*PROMPT*
Copy each line below that includes "arrow".

Entries with figure data:
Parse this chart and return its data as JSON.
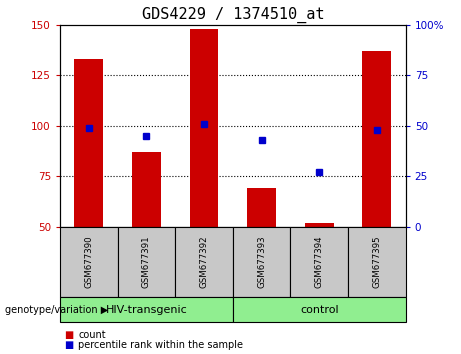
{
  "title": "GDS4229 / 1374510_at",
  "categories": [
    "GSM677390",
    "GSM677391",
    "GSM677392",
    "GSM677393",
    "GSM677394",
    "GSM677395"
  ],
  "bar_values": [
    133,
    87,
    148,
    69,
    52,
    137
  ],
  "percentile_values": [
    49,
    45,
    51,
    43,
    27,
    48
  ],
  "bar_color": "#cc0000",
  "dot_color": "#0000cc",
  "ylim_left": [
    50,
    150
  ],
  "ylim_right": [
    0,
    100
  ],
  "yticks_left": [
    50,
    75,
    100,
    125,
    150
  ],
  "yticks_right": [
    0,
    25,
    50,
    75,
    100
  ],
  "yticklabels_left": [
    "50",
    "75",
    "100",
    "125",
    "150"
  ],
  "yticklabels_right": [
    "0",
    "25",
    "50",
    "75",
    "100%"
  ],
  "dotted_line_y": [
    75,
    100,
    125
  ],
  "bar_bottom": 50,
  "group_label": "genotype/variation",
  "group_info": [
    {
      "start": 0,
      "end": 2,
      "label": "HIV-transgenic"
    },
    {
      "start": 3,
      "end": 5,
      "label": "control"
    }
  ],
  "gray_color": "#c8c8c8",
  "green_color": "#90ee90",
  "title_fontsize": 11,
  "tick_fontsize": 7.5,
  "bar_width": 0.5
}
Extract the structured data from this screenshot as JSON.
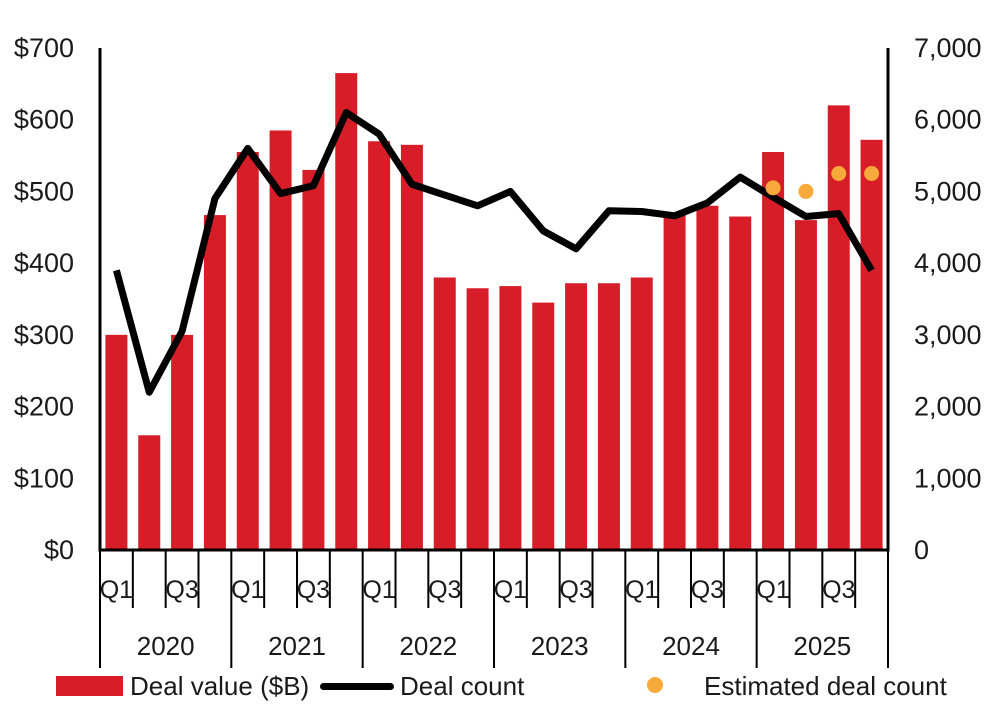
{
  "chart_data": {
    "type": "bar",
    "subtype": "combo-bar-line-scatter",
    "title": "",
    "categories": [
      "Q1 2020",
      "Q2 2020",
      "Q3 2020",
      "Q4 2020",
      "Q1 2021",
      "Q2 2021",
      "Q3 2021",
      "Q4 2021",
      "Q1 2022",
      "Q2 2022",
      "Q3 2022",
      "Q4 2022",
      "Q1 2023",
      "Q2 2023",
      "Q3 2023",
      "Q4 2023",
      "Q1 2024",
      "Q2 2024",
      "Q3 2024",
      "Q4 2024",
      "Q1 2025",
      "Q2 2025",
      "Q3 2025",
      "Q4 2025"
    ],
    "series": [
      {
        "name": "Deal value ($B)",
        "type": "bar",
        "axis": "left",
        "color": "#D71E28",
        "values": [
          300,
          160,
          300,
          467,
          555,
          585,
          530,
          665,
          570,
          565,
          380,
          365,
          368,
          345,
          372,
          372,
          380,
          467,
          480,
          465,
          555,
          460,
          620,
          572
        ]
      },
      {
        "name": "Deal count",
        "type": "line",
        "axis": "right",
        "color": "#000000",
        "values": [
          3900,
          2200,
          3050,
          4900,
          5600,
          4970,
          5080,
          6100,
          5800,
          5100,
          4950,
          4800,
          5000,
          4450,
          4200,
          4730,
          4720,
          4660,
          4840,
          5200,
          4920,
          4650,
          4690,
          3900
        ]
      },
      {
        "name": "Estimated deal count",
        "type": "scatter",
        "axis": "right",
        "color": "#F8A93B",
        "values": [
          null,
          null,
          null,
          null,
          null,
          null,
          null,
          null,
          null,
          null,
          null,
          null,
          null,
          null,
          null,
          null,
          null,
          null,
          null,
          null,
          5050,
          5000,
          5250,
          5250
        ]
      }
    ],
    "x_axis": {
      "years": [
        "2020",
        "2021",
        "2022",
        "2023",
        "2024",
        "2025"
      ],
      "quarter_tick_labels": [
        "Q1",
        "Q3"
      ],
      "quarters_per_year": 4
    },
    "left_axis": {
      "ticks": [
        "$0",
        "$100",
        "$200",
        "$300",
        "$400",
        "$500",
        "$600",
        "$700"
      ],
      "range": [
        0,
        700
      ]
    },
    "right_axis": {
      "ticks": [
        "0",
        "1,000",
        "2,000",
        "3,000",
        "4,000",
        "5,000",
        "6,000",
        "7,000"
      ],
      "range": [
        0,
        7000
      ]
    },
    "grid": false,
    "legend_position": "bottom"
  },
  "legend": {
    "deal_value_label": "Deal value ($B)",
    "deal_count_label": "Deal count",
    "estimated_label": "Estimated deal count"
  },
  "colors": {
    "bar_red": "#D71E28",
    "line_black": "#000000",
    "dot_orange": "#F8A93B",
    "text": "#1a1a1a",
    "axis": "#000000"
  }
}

==

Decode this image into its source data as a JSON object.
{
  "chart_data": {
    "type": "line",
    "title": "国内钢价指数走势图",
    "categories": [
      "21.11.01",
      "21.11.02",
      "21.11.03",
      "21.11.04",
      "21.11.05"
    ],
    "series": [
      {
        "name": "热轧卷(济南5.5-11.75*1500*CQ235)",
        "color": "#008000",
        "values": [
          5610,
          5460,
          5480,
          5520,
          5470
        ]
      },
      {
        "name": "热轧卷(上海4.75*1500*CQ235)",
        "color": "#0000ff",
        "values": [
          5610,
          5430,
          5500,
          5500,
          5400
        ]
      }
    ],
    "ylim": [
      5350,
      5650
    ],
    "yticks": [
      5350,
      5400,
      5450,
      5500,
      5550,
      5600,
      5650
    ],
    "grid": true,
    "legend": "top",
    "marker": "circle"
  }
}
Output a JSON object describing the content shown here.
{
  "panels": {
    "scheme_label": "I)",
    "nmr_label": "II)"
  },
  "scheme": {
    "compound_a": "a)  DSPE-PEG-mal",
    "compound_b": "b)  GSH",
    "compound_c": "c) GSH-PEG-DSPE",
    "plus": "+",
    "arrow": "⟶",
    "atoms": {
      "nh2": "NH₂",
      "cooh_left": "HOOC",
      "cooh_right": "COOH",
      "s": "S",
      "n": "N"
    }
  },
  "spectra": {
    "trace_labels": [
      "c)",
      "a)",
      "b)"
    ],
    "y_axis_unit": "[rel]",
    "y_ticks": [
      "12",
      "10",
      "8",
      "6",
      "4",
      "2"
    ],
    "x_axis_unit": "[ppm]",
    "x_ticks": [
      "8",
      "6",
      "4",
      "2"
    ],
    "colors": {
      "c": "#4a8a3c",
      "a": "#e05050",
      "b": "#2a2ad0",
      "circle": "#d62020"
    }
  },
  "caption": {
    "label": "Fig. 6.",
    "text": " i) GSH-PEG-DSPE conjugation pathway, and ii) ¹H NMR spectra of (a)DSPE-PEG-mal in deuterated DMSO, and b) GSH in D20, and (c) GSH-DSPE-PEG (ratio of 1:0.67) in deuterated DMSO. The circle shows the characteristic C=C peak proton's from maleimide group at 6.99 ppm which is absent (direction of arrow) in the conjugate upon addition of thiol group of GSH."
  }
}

*RESPONSE FOR THIS EXERCISE*
    "arrow": "⟶",
    "text": " i) GSH-PEG-DSPE conjugation pathway, and ii) ¹H NMR spectra of (a)DSPE-PEG-mal in deuterated DMSO, and b) GSH in D20, and (c) GSH-DSPE-PEG (ratio of 1:0.67) in deuterated DMSO. The circle shows the characteristic C=C peak proton's from maleimide group at 6.99 ppm which is absent (direction of arrow) in the conjugate upon addition of thiol group of GSH."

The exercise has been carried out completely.